- Goal of the exercise:
Pick every line with "Driver" from the material below.

+++ Listed records

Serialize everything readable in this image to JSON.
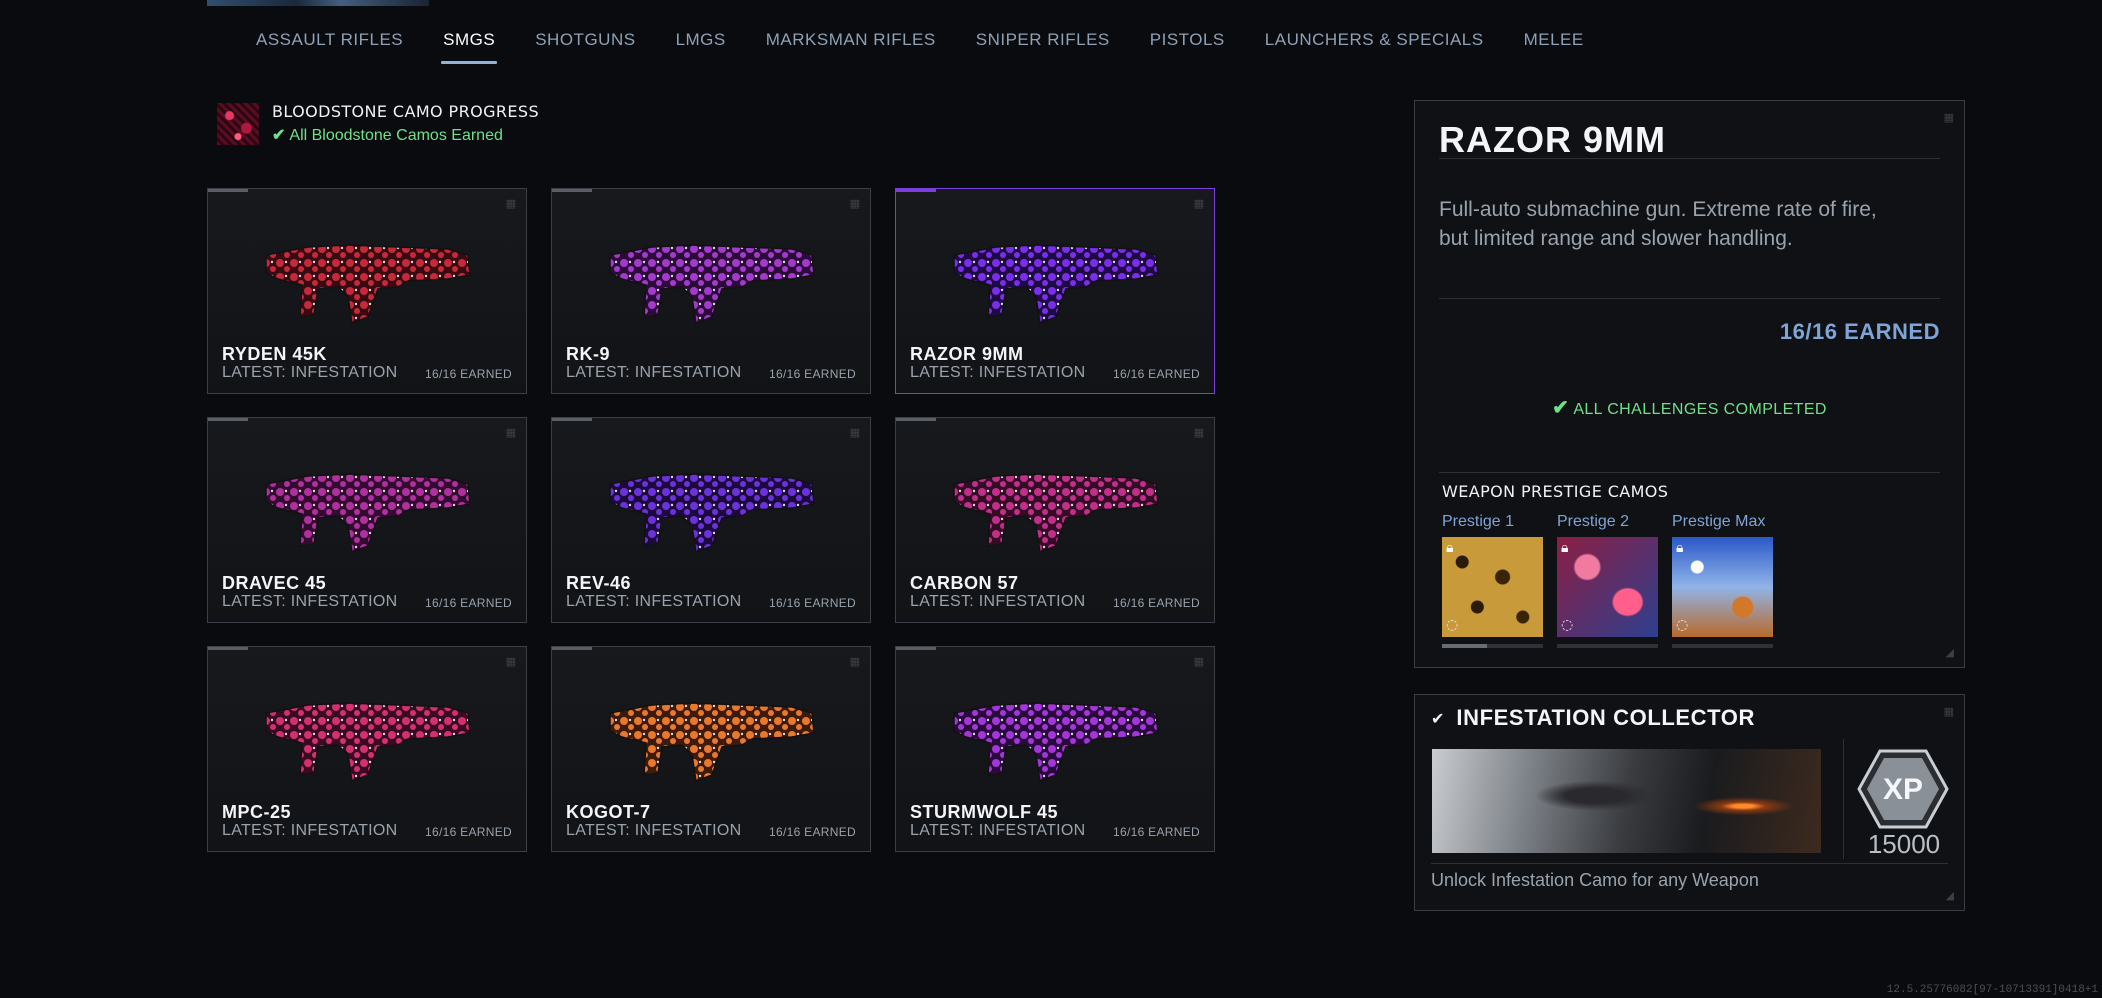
{
  "nav": {
    "tabs": [
      {
        "label": "ASSAULT RIFLES",
        "active": false
      },
      {
        "label": "SMGS",
        "active": true
      },
      {
        "label": "SHOTGUNS",
        "active": false
      },
      {
        "label": "LMGS",
        "active": false
      },
      {
        "label": "MARKSMAN RIFLES",
        "active": false
      },
      {
        "label": "SNIPER RIFLES",
        "active": false
      },
      {
        "label": "PISTOLS",
        "active": false
      },
      {
        "label": "LAUNCHERS & SPECIALS",
        "active": false
      },
      {
        "label": "MELEE",
        "active": false
      }
    ]
  },
  "camo_progress": {
    "title": "BLOODSTONE CAMO PROGRESS",
    "status": "All Bloodstone Camos Earned",
    "status_icon": "check-icon"
  },
  "weapons": [
    {
      "name": "RYDEN 45K",
      "latest": "LATEST: INFESTATION",
      "earned": "16/16 EARNED",
      "camo_colors": [
        "#c42a3a",
        "#3a0a12"
      ]
    },
    {
      "name": "RK-9",
      "latest": "LATEST: INFESTATION",
      "earned": "16/16 EARNED",
      "camo_colors": [
        "#a23acb",
        "#2c0b3a"
      ]
    },
    {
      "name": "RAZOR 9MM",
      "latest": "LATEST: INFESTATION",
      "earned": "16/16 EARNED",
      "camo_colors": [
        "#7a2ee8",
        "#1e0a44"
      ],
      "selected": true
    },
    {
      "name": "DRAVEC 45",
      "latest": "LATEST: INFESTATION",
      "earned": "16/16 EARNED",
      "camo_colors": [
        "#b0309e",
        "#330b30"
      ]
    },
    {
      "name": "REV-46",
      "latest": "LATEST: INFESTATION",
      "earned": "16/16 EARNED",
      "camo_colors": [
        "#6a32d8",
        "#1c0a3e"
      ]
    },
    {
      "name": "CARBON 57",
      "latest": "LATEST: INFESTATION",
      "earned": "16/16 EARNED",
      "camo_colors": [
        "#c0308a",
        "#350b26"
      ]
    },
    {
      "name": "MPC-25",
      "latest": "LATEST: INFESTATION",
      "earned": "16/16 EARNED",
      "camo_colors": [
        "#d23070",
        "#3a0a20"
      ]
    },
    {
      "name": "KOGOT-7",
      "latest": "LATEST: INFESTATION",
      "earned": "16/16 EARNED",
      "camo_colors": [
        "#e8782e",
        "#3e1a08"
      ]
    },
    {
      "name": "STURMWOLF 45",
      "latest": "LATEST: INFESTATION",
      "earned": "16/16 EARNED",
      "camo_colors": [
        "#a236d8",
        "#2a0a3c"
      ]
    }
  ],
  "detail": {
    "title": "RAZOR 9MM",
    "description": "Full-auto submachine gun. Extreme rate of fire, but limited range and slower handling.",
    "earned": "16/16 EARNED",
    "complete": "ALL CHALLENGES COMPLETED",
    "prestige_heading": "WEAPON PRESTIGE CAMOS",
    "prestige": [
      {
        "label": "Prestige 1",
        "locked": true,
        "progress": 0.45
      },
      {
        "label": "Prestige 2",
        "locked": true,
        "progress": 0
      },
      {
        "label": "Prestige Max",
        "locked": true,
        "progress": 0
      }
    ]
  },
  "reward": {
    "title": "INFESTATION COLLECTOR",
    "xp_label": "XP",
    "xp_value": "15000",
    "description": "Unlock Infestation Camo for any Weapon"
  },
  "version": "12.5.25776082[97-10713391]0418+1"
}
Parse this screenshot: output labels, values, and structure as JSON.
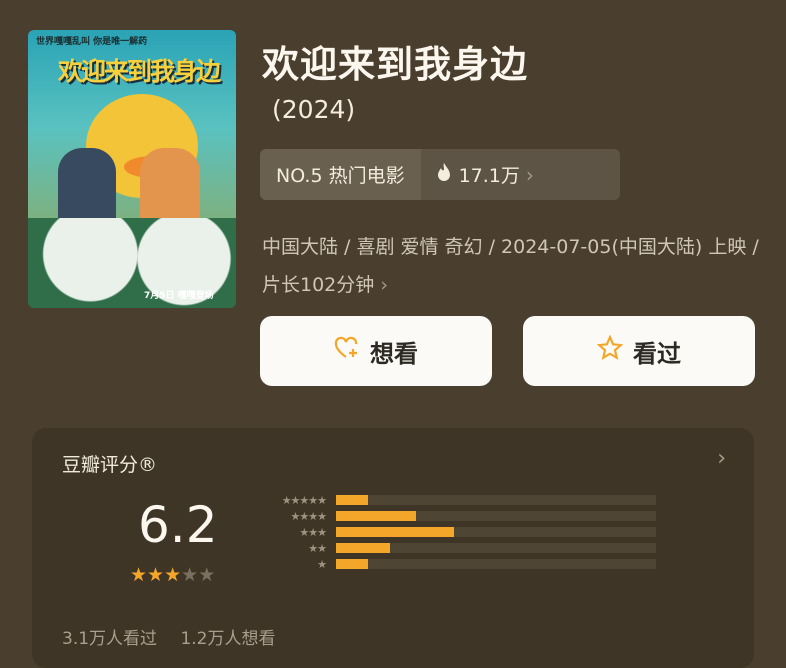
{
  "poster": {
    "tagline": "世界嘎嘎乱叫 你是唯一解药",
    "title": "欢迎来到我身边",
    "date_text": "7月5日 嘎嘎登场"
  },
  "movie": {
    "title": "欢迎来到我身边",
    "year": "(2024)",
    "rank": "NO.5 热门电影",
    "heat": "17.1万",
    "meta": "中国大陆 / 喜剧 爱情 奇幻 / 2024-07-05(中国大陆) 上映 / 片长102分钟"
  },
  "actions": {
    "want_label": "想看",
    "seen_label": "看过"
  },
  "rating": {
    "title": "豆瓣评分®",
    "score": "6.2",
    "stars_filled": 3,
    "stars_total": 5,
    "distribution": [
      {
        "stars": 5,
        "fraction": 0.1
      },
      {
        "stars": 4,
        "fraction": 0.25
      },
      {
        "stars": 3,
        "fraction": 0.37
      },
      {
        "stars": 2,
        "fraction": 0.17
      },
      {
        "stars": 1,
        "fraction": 0.1
      }
    ],
    "seen_count": "3.1万人看过",
    "want_count": "1.2万人想看"
  },
  "colors": {
    "background": "#4a3f2e",
    "accent": "#f4a62a"
  }
}
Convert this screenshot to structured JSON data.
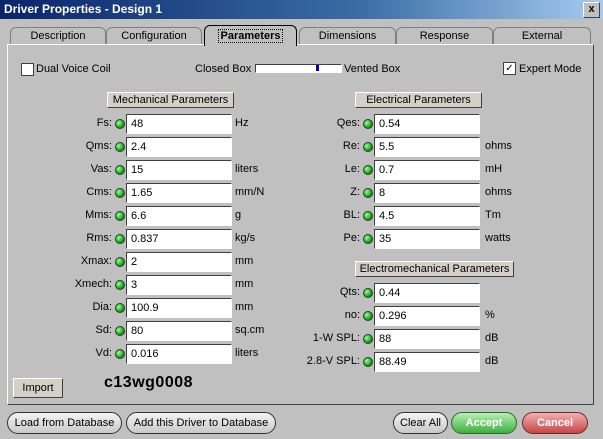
{
  "window": {
    "title": "Driver Properties - Design 1",
    "close": "x"
  },
  "tabs": [
    "Description",
    "Configuration",
    "Parameters",
    "Dimensions",
    "Response",
    "External"
  ],
  "active_tab": "Parameters",
  "options": {
    "dual_voice_coil": {
      "label": "Dual Voice Coil",
      "checked": false
    },
    "closed_box": "Closed Box",
    "vented_box": "Vented Box",
    "expert_mode": {
      "label": "Expert Mode",
      "checked": true,
      "mark": "✓"
    }
  },
  "mechanical": {
    "title": "Mechanical Parameters",
    "rows": [
      {
        "label": "Fs:",
        "value": "48",
        "unit": "Hz"
      },
      {
        "label": "Qms:",
        "value": "2.4",
        "unit": ""
      },
      {
        "label": "Vas:",
        "value": "15",
        "unit": "liters"
      },
      {
        "label": "Cms:",
        "value": "1.65",
        "unit": "mm/N"
      },
      {
        "label": "Mms:",
        "value": "6.6",
        "unit": "g"
      },
      {
        "label": "Rms:",
        "value": "0.837",
        "unit": "kg/s"
      },
      {
        "label": "Xmax:",
        "value": "2",
        "unit": "mm"
      },
      {
        "label": "Xmech:",
        "value": "3",
        "unit": "mm"
      },
      {
        "label": "Dia:",
        "value": "100.9",
        "unit": "mm"
      },
      {
        "label": "Sd:",
        "value": "80",
        "unit": "sq.cm"
      },
      {
        "label": "Vd:",
        "value": "0.016",
        "unit": "liters"
      }
    ]
  },
  "electrical": {
    "title": "Electrical Parameters",
    "rows": [
      {
        "label": "Qes:",
        "value": "0.54",
        "unit": ""
      },
      {
        "label": "Re:",
        "value": "5.5",
        "unit": "ohms"
      },
      {
        "label": "Le:",
        "value": "0.7",
        "unit": "mH"
      },
      {
        "label": "Z:",
        "value": "8",
        "unit": "ohms"
      },
      {
        "label": "BL:",
        "value": "4.5",
        "unit": "Tm"
      },
      {
        "label": "Pe:",
        "value": "35",
        "unit": "watts"
      }
    ]
  },
  "electromechanical": {
    "title": "Electromechanical Parameters",
    "rows": [
      {
        "label": "Qts:",
        "value": "0.44",
        "unit": ""
      },
      {
        "label": "no:",
        "value": "0.296",
        "unit": "%"
      },
      {
        "label": "1-W SPL:",
        "value": "88",
        "unit": "dB"
      },
      {
        "label": "2.8-V SPL:",
        "value": "88.49",
        "unit": "dB"
      }
    ]
  },
  "import_button": "Import",
  "model_name": "c13wg0008",
  "bottom": {
    "load": "Load from Database",
    "add": "Add this Driver to Database",
    "clear": "Clear All",
    "accept": "Accept",
    "cancel": "Cancel"
  }
}
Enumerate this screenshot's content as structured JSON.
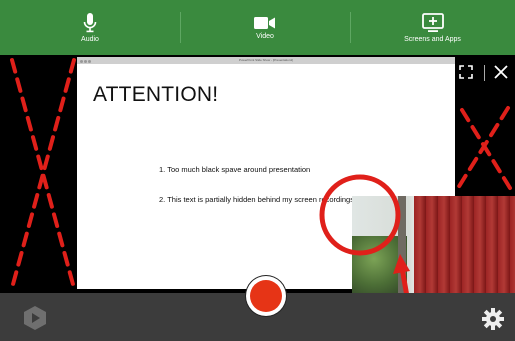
{
  "toolbar": {
    "audio_label": "Audio",
    "video_label": "Video",
    "screens_label": "Screens and Apps"
  },
  "presentation": {
    "window_title": "PowerPoint Slide Show - [Presentation1]",
    "title": "ATTENTION!",
    "points": [
      "1.  Too much black spave around presentation",
      "2. This text is partially hidden behind my screen recordings"
    ]
  },
  "colors": {
    "toolbar_bg": "#3a8a3e",
    "annotation_red": "#e0201a",
    "record_red": "#e63416",
    "bottom_bar_bg": "#3c3c3c"
  },
  "icons": [
    "microphone-icon",
    "video-camera-icon",
    "screen-share-icon",
    "fullscreen-icon",
    "close-icon",
    "app-logo-icon",
    "gear-icon"
  ]
}
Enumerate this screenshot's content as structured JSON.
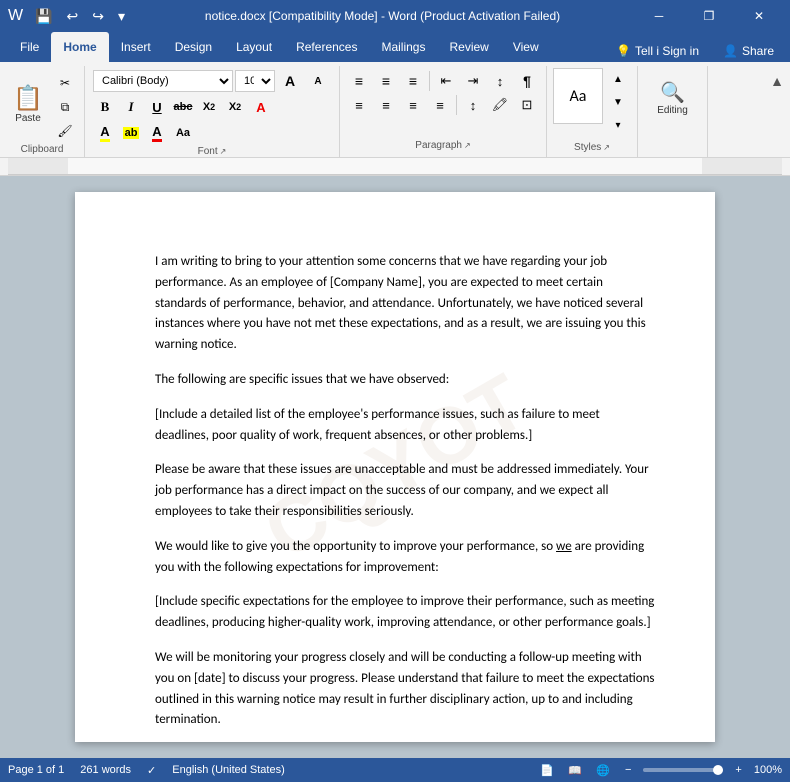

++++++

- Reply to the exercise:
    "title": "Driver Properties - Design 1",
    "add": "Add this Driver to Database",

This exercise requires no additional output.